## TASK MATERIAL
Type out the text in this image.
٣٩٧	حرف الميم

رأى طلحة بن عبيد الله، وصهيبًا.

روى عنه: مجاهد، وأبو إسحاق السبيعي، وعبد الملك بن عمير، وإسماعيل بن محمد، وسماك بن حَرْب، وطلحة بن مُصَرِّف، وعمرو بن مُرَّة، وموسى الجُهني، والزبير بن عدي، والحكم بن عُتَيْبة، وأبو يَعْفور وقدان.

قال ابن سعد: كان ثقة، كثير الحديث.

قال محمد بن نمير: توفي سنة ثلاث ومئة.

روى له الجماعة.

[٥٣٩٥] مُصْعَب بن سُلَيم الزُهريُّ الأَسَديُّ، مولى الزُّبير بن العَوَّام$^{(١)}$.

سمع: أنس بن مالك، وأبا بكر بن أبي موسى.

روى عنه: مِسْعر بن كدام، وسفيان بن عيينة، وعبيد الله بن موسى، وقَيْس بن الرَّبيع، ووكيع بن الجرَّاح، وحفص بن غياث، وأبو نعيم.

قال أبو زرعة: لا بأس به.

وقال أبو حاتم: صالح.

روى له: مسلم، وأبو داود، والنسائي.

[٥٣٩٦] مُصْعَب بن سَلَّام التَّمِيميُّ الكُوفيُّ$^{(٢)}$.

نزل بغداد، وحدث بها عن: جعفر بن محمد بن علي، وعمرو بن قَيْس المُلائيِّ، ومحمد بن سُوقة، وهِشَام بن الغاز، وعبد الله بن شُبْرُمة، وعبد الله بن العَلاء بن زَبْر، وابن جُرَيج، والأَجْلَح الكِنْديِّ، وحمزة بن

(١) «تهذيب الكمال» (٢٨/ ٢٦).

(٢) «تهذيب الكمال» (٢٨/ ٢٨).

## INSTRUCTIONS TO FOLLOW
Extract all of the data exactly as written.

## CORRECT RESULT
Type out the text in this image.
٣٩٧	حرف الميم

رأى طلحة بن عبيد الله، وصهيبًا.

روى عنه: مجاهد، وأبو إسحاق السبيعي، وعبد الملك بن عمير، وإسماعيل بن محمد، وسماك بن حَرْب، وطلحة بن مُصَرِّف، وعمرو بن مُرَّة، وموسى الجُهني، والزبير بن عدي، والحكم بن عُتَيْبة، وأبو يَعْفور وقدان.

قال ابن سعد: كان ثقة، كثير الحديث.

قال محمد بن نمير: توفي سنة ثلاث ومئة.

روى له الجماعة.

[٥٣٩٥] مُصْعَب بن سُلَيم الزُهريُّ الأَسَديُّ، مولى الزُّبير بن العَوَّام$^{(١)}$.

سمع: أنس بن مالك، وأبا بكر بن أبي موسى.

روى عنه: مِسْعر بن كدام، وسفيان بن عيينة، وعبيد الله بن موسى، وقَيْس بن الرَّبيع، ووكيع بن الجرَّاح، وحفص بن غياث، وأبو نعيم.

قال أبو زرعة: لا بأس به.

وقال أبو حاتم: صالح.

روى له: مسلم، وأبو داود، والنسائي.

[٥٣٩٦] مُصْعَب بن سَلَّام التَّمِيميُّ الكُوفيُّ$^{(٢)}$.

نزل بغداد، وحدث بها عن: جعفر بن محمد بن علي، وعمرو بن قَيْس المُلائيِّ، ومحمد بن سُوقة، وهِشَام بن الغاز، وعبد الله بن شُبْرُمة، وعبد الله بن العَلاء بن زَبْر، وابن جُرَيج، والأَجْلَح الكِنْديِّ، وحمزة بن

(١) «تهذيب الكمال» (٢٨/ ٢٦).

(٢) «تهذيب الكمال» (٢٨/ ٢٨).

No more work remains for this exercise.